From the data that follows, copy every line holding the string "Untitled".

(Data excerpts)
■ ■ ■

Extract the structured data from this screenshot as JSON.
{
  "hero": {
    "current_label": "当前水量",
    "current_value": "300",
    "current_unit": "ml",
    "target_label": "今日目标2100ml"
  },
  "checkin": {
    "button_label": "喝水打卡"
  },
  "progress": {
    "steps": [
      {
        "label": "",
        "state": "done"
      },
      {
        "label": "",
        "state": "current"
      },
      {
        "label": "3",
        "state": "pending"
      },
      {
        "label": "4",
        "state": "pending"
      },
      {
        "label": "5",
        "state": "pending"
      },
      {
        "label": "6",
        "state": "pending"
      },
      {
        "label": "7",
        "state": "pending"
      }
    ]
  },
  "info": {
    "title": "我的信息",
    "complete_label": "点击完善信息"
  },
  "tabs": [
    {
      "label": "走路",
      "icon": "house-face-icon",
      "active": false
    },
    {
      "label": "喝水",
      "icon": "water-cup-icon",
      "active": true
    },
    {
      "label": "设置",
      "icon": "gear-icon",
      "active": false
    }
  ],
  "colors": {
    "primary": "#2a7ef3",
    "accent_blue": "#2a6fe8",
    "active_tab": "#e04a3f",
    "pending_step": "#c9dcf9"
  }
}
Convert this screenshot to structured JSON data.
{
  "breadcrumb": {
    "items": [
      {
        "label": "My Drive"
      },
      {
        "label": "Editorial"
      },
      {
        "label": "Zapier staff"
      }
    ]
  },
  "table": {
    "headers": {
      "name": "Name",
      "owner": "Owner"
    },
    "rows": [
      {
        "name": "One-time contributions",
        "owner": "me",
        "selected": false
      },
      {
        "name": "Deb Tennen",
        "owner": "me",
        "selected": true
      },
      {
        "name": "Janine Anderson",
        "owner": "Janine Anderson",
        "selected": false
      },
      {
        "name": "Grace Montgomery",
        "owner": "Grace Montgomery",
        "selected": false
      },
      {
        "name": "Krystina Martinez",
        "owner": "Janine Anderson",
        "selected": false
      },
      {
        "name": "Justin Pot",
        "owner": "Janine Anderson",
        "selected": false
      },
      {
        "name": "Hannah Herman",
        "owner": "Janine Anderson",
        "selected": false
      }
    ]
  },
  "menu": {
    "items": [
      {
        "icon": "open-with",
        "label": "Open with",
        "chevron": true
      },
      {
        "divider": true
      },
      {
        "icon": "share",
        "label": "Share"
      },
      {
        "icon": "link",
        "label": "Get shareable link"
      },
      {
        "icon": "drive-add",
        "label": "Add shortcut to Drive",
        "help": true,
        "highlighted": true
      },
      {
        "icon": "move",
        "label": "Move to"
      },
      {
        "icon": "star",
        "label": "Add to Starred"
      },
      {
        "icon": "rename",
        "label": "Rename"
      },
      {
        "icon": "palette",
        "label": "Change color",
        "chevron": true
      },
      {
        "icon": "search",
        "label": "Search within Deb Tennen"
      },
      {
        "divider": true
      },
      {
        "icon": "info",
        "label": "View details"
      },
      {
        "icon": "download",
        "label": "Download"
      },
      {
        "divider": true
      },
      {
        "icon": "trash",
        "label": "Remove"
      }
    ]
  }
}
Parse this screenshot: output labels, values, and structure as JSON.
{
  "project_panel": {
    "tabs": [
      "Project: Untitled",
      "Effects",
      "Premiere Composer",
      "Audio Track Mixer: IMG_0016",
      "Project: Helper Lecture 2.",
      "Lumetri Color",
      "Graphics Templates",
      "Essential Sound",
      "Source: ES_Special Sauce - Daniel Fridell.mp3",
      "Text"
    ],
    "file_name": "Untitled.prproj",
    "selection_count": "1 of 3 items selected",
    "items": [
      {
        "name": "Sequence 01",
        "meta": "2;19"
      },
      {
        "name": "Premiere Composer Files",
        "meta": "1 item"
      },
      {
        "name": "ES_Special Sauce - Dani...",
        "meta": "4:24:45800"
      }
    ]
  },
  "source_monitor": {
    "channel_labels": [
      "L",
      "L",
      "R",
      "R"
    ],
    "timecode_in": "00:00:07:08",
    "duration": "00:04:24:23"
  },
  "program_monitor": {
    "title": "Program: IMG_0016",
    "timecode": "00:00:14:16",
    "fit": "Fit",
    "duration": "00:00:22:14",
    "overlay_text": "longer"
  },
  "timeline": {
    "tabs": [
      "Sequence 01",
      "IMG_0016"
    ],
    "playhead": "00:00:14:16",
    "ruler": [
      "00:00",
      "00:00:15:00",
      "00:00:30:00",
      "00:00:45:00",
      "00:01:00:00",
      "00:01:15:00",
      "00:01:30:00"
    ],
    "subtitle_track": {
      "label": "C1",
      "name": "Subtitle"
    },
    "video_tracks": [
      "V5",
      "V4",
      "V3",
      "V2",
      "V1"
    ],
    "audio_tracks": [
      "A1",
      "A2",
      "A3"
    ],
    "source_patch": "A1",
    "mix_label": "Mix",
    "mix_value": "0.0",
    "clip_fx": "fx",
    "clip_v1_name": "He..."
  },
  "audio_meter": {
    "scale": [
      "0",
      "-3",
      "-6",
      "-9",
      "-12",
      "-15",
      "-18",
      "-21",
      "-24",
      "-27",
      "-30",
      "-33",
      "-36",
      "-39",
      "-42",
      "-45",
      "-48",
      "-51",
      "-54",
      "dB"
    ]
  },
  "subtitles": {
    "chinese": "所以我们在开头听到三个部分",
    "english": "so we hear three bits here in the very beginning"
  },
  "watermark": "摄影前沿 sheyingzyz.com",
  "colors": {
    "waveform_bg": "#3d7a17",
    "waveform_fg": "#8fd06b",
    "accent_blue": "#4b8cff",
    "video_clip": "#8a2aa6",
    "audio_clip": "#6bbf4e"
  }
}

■ ■ ■

**Exercise output**
      "Project: Untitled",
    "file_name": "Untitled.prproj",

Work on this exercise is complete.